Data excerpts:
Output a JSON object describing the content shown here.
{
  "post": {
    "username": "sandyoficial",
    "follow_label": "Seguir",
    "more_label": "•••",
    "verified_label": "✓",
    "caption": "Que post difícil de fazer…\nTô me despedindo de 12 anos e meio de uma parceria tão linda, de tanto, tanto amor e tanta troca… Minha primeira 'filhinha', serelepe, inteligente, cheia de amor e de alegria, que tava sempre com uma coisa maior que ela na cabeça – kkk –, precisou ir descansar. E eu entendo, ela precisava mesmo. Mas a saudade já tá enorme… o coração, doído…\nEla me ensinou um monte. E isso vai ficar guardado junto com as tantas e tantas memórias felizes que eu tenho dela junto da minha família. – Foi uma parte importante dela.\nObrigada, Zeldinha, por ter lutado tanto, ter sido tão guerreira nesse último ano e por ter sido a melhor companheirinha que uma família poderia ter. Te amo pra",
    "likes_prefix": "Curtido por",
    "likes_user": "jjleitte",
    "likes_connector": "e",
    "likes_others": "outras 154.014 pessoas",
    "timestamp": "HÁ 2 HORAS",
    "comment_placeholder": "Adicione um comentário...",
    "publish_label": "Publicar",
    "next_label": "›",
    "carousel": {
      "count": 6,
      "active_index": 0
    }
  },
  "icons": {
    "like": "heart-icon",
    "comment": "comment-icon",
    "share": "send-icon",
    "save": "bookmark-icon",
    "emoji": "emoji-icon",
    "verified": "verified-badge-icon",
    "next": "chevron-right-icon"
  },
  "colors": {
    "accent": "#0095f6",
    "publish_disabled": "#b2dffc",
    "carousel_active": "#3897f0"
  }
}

What you will do:
Extract all of the data above and output it character for character.

Expected answer:
Output a JSON object describing the content shown here.
{
  "post": {
    "username": "sandyoficial",
    "follow_label": "Seguir",
    "more_label": "•••",
    "verified_label": "✓",
    "caption": "Que post difícil de fazer…\nTô me despedindo de 12 anos e meio de uma parceria tão linda, de tanto, tanto amor e tanta troca… Minha primeira 'filhinha', serelepe, inteligente, cheia de amor e de alegria, que tava sempre com uma coisa maior que ela na cabeça – kkk –, precisou ir descansar. E eu entendo, ela precisava mesmo. Mas a saudade já tá enorme… o coração, doído…\nEla me ensinou um monte. E isso vai ficar guardado junto com as tantas e tantas memórias felizes que eu tenho dela junto da minha família. – Foi uma parte importante dela.\nObrigada, Zeldinha, por ter lutado tanto, ter sido tão guerreira nesse último ano e por ter sido a melhor companheirinha que uma família poderia ter. Te amo pra",
    "likes_prefix": "Curtido por",
    "likes_user": "jjleitte",
    "likes_connector": "e",
    "likes_others": "outras 154.014 pessoas",
    "timestamp": "HÁ 2 HORAS",
    "comment_placeholder": "Adicione um comentário...",
    "publish_label": "Publicar",
    "next_label": "›",
    "carousel": {
      "count": 6,
      "active_index": 0
    }
  },
  "icons": {
    "like": "heart-icon",
    "comment": "comment-icon",
    "share": "send-icon",
    "save": "bookmark-icon",
    "emoji": "emoji-icon",
    "verified": "verified-badge-icon",
    "next": "chevron-right-icon"
  },
  "colors": {
    "accent": "#0095f6",
    "publish_disabled": "#b2dffc",
    "carousel_active": "#3897f0"
  }
}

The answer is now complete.